Task statement: Count the lines in the records below that contain the word "taught", and give only that number.

Input for this task:

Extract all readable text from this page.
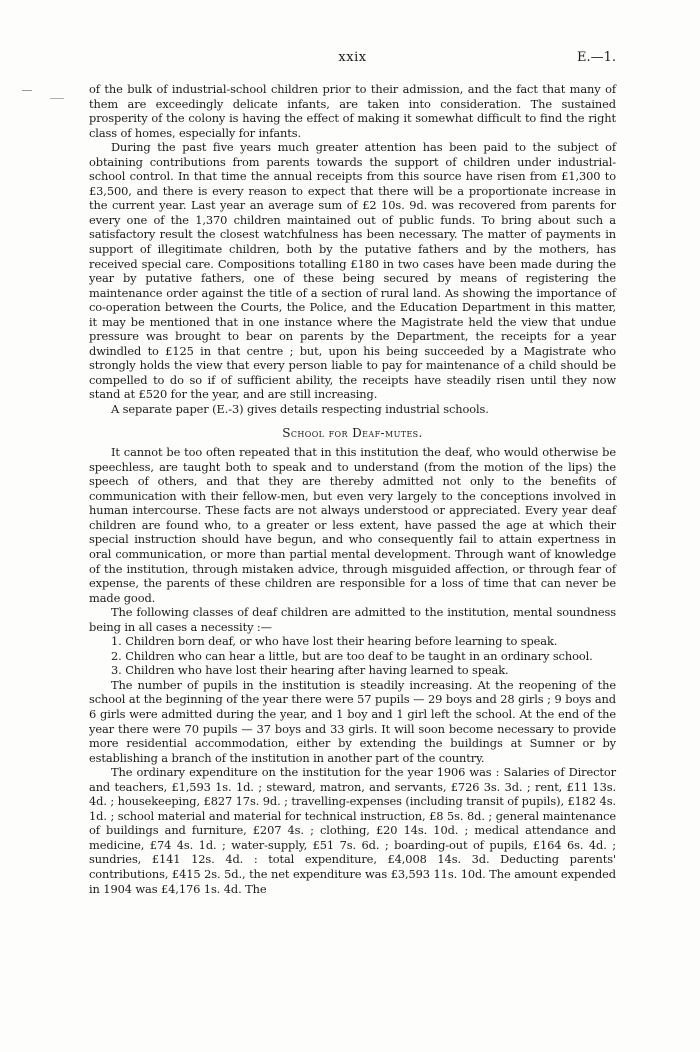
xxix	E.—1.

of the bulk of industrial-school children prior to their admission, and the fact that many of them are exceedingly delicate infants, are taken into consideration. The sustained prosperity of the colony is having the effect of making it somewhat difficult to find the right class of homes, especially for infants.

During the past five years much greater attention has been paid to the subject of obtaining contributions from parents towards the support of children under industrial-school control. In that time the annual receipts from this source have risen from £1,300 to £3,500, and there is every reason to expect that there will be a proportionate increase in the current year. Last year an average sum of £2 10s. 9d. was recovered from parents for every one of the 1,370 children maintained out of public funds. To bring about such a satisfactory result the closest watchfulness has been necessary. The matter of payments in support of illegitimate children, both by the putative fathers and by the mothers, has received special care. Compositions totalling £180 in two cases have been made during the year by putative fathers, one of these being secured by means of registering the maintenance order against the title of a section of rural land. As showing the importance of co-operation between the Courts, the Police, and the Education Department in this matter, it may be mentioned that in one instance where the Magistrate held the view that undue pressure was brought to bear on parents by the Department, the receipts for a year dwindled to £125 in that centre ; but, upon his being succeeded by a Magistrate who strongly holds the view that every person liable to pay for maintenance of a child should be compelled to do so if of sufficient ability, the receipts have steadily risen until they now stand at £520 for the year, and are still increasing.

A separate paper (E.-3) gives details respecting industrial schools.

School for Deaf-mutes.

It cannot be too often repeated that in this institution the deaf, who would otherwise be speechless, are taught both to speak and to understand (from the motion of the lips) the speech of others, and that they are thereby admitted not only to the benefits of communication with their fellow-men, but even very largely to the conceptions involved in human intercourse. These facts are not always understood or appreciated. Every year deaf children are found who, to a greater or less extent, have passed the age at which their special instruction should have begun, and who consequently fail to attain expertness in oral communication, or more than partial mental development. Through want of knowledge of the institution, through mistaken advice, through misguided affection, or through fear of expense, the parents of these children are responsible for a loss of time that can never be made good.

The following classes of deaf children are admitted to the institution, mental soundness being in all cases a necessity :—

1. Children born deaf, or who have lost their hearing before learning to speak.

2. Children who can hear a little, but are too deaf to be taught in an ordinary school.

3. Children who have lost their hearing after having learned to speak.

The number of pupils in the institution is steadily increasing. At the reopening of the school at the beginning of the year there were 57 pupils — 29 boys and 28 girls ; 9 boys and 6 girls were admitted during the year, and 1 boy and 1 girl left the school. At the end of the year there were 70 pupils — 37 boys and 33 girls. It will soon become necessary to provide more residential accommodation, either by extending the buildings at Sumner or by establishing a branch of the institution in another part of the country.

The ordinary expenditure on the institution for the year 1906 was : Salaries of Director and teachers, £1,593 1s. 1d. ; steward, matron, and servants, £726 3s. 3d. ; rent, £11 13s. 4d. ; housekeeping, £827 17s. 9d. ; travelling-expenses (including transit of pupils), £182 4s. 1d. ; school material and material for technical instruction, £8 5s. 8d. ; general maintenance of buildings and furniture, £207 4s. ; clothing, £20 14s. 10d. ; medical attendance and medicine, £74 4s. 1d. ; water-supply, £51 7s. 6d. ; boarding-out of pupils, £164 6s. 4d. ; sundries, £141 12s. 4d. : total expenditure, £4,008 14s. 3d. Deducting parents' contributions, £415 2s. 5d., the net expenditure was £3,593 11s. 10d. The amount expended in 1904 was £4,176 1s. 4d. The
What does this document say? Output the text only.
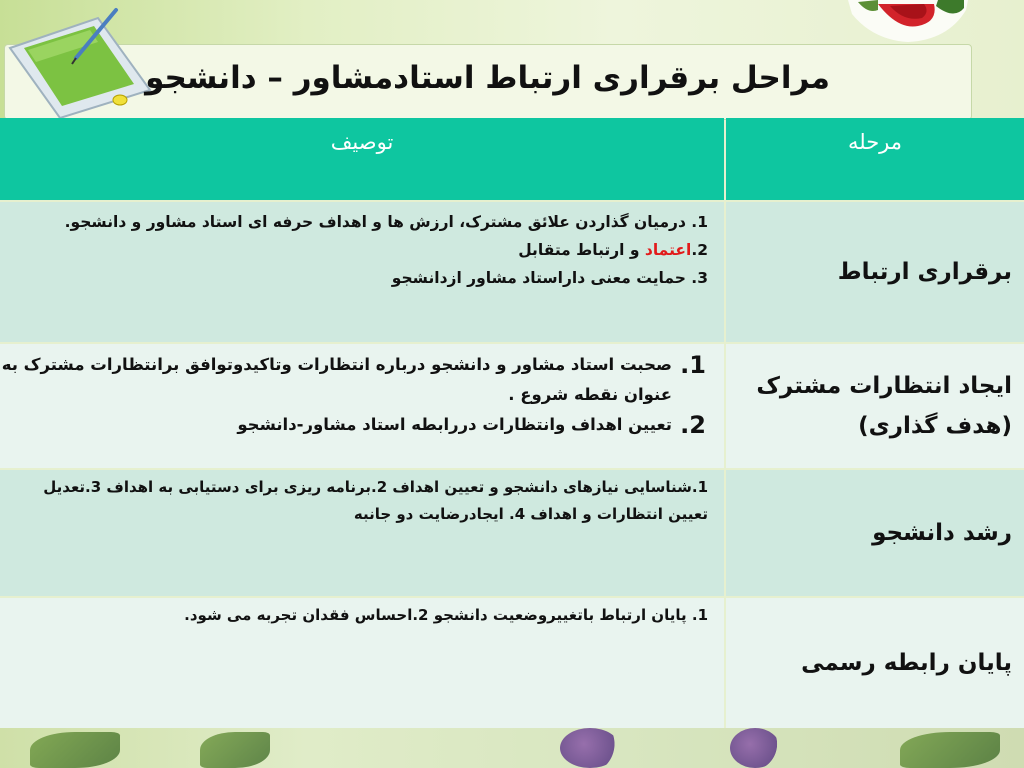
مراحل برقراری ارتباط استادمشاور – دانشجو
مرحله
توصیف
برقراری ارتباط
1. درمیان گذاردن علائق مشترک، ارزش ها و اهداف حرفه ای استاد مشاور و دانشجو.
2.اعتماد و ارتباط متقابل
3. حمایت معنی داراستاد مشاور ازدانشجو
ایجاد انتظارات مشترک
(هدف گذاری)
1.
صحبت استاد مشاور و دانشجو درباره انتظارات وتاکیدوتوافق برانتظارات مشترک به
عنوان نقطه شروع .
2.
تعیین اهداف وانتظارات دررابطه استاد مشاور-دانشجو
رشد دانشجو
1.شناسایی نیازهای دانشجو و تعیین اهداف 2.برنامه ریزی برای دستیابی به اهداف 3.تعدیل تعیین انتظارات و اهداف 4. ایجادرضایت دو جانبه
پایان رابطه رسمی
1. پایان ارتباط باتغییروضعیت دانشجو 2.احساس فقدان تجربه می شود.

Written response: 2